**TASK INSTRUCTIONS**.
Exclude images, then output the remaining data verbatim.

- - - - -

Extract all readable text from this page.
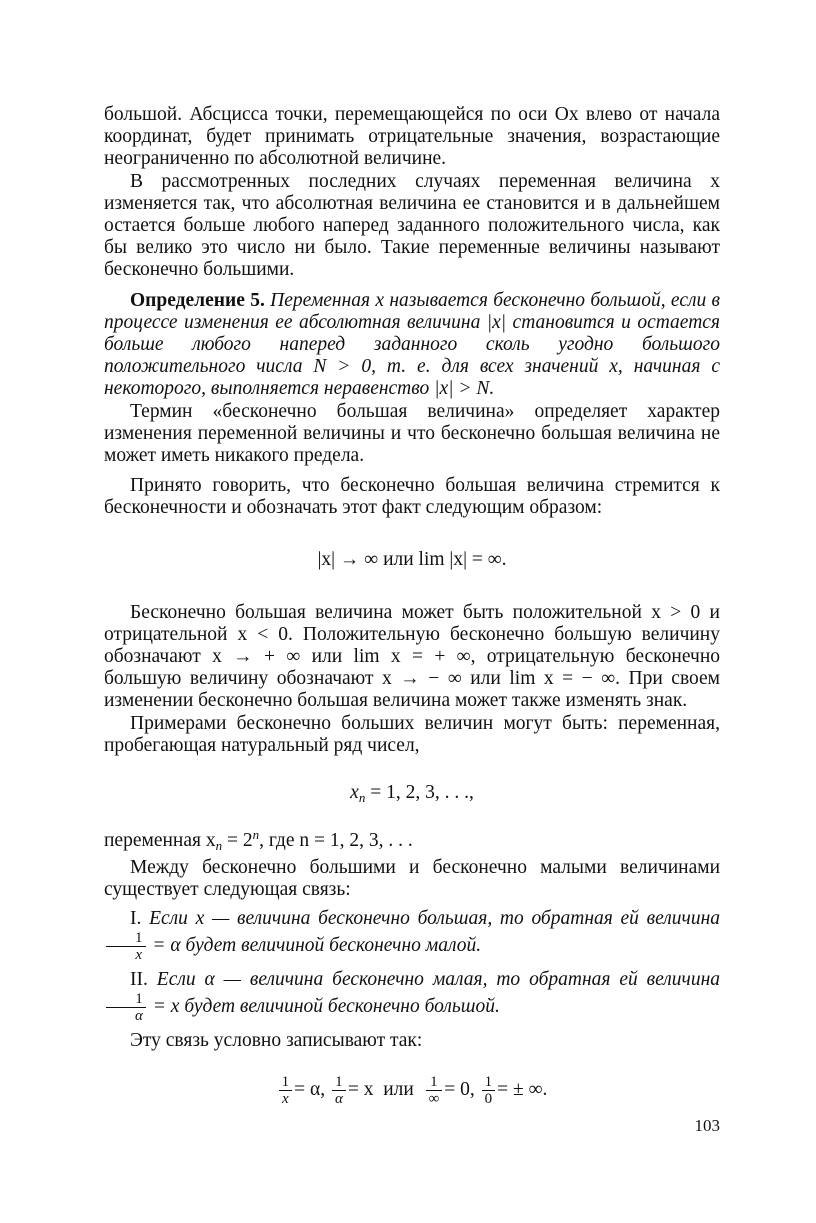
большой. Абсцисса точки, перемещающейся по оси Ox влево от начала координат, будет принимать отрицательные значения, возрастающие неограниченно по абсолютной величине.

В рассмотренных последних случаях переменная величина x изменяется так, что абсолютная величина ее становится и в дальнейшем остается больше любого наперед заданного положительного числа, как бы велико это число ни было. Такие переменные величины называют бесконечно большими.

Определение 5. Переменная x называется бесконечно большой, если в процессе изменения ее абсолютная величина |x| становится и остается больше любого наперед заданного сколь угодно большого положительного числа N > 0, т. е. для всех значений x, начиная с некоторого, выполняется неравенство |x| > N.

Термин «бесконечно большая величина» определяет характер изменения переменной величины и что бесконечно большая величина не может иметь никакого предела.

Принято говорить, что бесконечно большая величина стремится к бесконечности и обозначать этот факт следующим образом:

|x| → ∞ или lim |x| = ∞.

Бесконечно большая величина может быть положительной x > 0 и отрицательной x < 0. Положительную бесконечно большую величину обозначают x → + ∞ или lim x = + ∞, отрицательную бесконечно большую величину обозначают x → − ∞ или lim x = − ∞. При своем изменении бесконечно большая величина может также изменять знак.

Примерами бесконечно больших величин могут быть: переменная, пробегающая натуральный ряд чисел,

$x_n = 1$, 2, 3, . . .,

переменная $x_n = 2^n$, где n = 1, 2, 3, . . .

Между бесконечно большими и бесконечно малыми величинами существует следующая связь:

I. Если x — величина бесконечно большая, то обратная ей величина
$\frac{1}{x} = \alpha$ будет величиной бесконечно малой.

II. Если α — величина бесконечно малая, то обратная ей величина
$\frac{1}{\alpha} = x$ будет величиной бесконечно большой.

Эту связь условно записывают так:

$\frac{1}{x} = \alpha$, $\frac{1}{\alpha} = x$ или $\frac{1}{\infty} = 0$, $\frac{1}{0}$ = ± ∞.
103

- - - - -

**OUTPUT FOR THIS EXERCISE**.
Extract all readable text from this page.
большой. Абсцисса точки, перемещающейся по оси Ox влево от начала координат, будет принимать отрицательные значения, возрастающие неограниченно по абсолютной величине.

В рассмотренных последних случаях переменная величина x изменяется так, что абсолютная величина ее становится и в дальнейшем остается больше любого наперед заданного положительного числа, как бы велико это число ни было. Такие переменные величины называют бесконечно большими.

Определение 5. Переменная x называется бесконечно большой, если в процессе изменения ее абсолютная величина |x| становится и остается больше любого наперед заданного сколь угодно большого положительного числа N > 0, т. е. для всех значений x, начиная с некоторого, выполняется неравенство |x| > N.

Термин «бесконечно большая величина» определяет характер изменения переменной величины и что бесконечно большая величина не может иметь никакого предела.

Принято говорить, что бесконечно большая величина стремится к бесконечности и обозначать этот факт следующим образом:

|x| → ∞ или lim |x| = ∞.

Бесконечно большая величина может быть положительной x > 0 и отрицательной x < 0. Положительную бесконечно большую величину обозначают x → + ∞ или lim x = + ∞, отрицательную бесконечно большую величину обозначают x → − ∞ или lim x = − ∞. При своем изменении бесконечно большая величина может также изменять знак.

Примерами бесконечно больших величин могут быть: переменная, пробегающая натуральный ряд чисел,

$x_n = 1$, 2, 3, . . .,

переменная $x_n = 2^n$, где n = 1, 2, 3, . . .

Между бесконечно большими и бесконечно малыми величинами существует следующая связь:

I. Если x — величина бесконечно большая, то обратная ей величина
$\frac{1}{x} = \alpha$ будет величиной бесконечно малой.

II. Если α — величина бесконечно малая, то обратная ей величина
$\frac{1}{\alpha} = x$ будет величиной бесконечно большой.

Эту связь условно записывают так:

$\frac{1}{x} = \alpha$, $\frac{1}{\alpha} = x$ или $\frac{1}{\infty} = 0$, $\frac{1}{0}$ = ± ∞.
103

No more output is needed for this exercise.